Task statement
Below is a block of records; repeat each one exactly.

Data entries
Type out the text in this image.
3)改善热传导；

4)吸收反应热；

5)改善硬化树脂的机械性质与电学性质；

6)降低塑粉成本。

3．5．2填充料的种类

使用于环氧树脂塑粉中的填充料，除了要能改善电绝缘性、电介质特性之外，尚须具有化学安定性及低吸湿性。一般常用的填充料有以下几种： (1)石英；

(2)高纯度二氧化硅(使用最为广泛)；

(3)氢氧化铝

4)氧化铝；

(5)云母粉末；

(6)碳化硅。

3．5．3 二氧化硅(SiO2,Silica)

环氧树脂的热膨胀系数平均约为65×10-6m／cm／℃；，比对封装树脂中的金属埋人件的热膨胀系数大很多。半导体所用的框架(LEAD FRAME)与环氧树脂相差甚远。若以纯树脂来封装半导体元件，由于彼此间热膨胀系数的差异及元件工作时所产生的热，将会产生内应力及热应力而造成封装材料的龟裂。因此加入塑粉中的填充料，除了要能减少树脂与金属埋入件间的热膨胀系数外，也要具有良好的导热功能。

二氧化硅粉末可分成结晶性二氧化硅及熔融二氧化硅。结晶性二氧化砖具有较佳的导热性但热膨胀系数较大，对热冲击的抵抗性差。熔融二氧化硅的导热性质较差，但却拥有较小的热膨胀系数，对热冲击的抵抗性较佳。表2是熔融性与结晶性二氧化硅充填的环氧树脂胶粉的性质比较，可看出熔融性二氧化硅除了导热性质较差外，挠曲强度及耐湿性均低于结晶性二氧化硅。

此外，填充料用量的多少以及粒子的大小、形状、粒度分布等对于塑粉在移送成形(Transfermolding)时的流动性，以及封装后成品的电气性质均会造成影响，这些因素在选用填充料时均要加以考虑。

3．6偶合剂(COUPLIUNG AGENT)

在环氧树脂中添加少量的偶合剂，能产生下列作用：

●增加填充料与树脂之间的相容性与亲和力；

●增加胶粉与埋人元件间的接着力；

Full answer
Type out the text in this image.
3)改善热传导；

4)吸收反应热；

5)改善硬化树脂的机械性质与电学性质；

6)降低塑粉成本。

3．5．2填充料的种类

使用于环氧树脂塑粉中的填充料，除了要能改善电绝缘性、电介质特性之外，尚须具有化学安定性及低吸湿性。一般常用的填充料有以下几种： (1)石英；

(2)高纯度二氧化硅(使用最为广泛)；

(3)氢氧化铝

4)氧化铝；

(5)云母粉末；

(6)碳化硅。

3．5．3 二氧化硅(SiO2,Silica)

环氧树脂的热膨胀系数平均约为65×10-6m／cm／℃；，比对封装树脂中的金属埋人件的热膨胀系数大很多。半导体所用的框架(LEAD FRAME)与环氧树脂相差甚远。若以纯树脂来封装半导体元件，由于彼此间热膨胀系数的差异及元件工作时所产生的热，将会产生内应力及热应力而造成封装材料的龟裂。因此加入塑粉中的填充料，除了要能减少树脂与金属埋入件间的热膨胀系数外，也要具有良好的导热功能。

二氧化硅粉末可分成结晶性二氧化硅及熔融二氧化硅。结晶性二氧化砖具有较佳的导热性但热膨胀系数较大，对热冲击的抵抗性差。熔融二氧化硅的导热性质较差，但却拥有较小的热膨胀系数，对热冲击的抵抗性较佳。表2是熔融性与结晶性二氧化硅充填的环氧树脂胶粉的性质比较，可看出熔融性二氧化硅除了导热性质较差外，挠曲强度及耐湿性均低于结晶性二氧化硅。

此外，填充料用量的多少以及粒子的大小、形状、粒度分布等对于塑粉在移送成形(Transfermolding)时的流动性，以及封装后成品的电气性质均会造成影响，这些因素在选用填充料时均要加以考虑。

3．6偶合剂(COUPLIUNG AGENT)

在环氧树脂中添加少量的偶合剂，能产生下列作用：

●增加填充料与树脂之间的相容性与亲和力；

●增加胶粉与埋人元件间的接着力；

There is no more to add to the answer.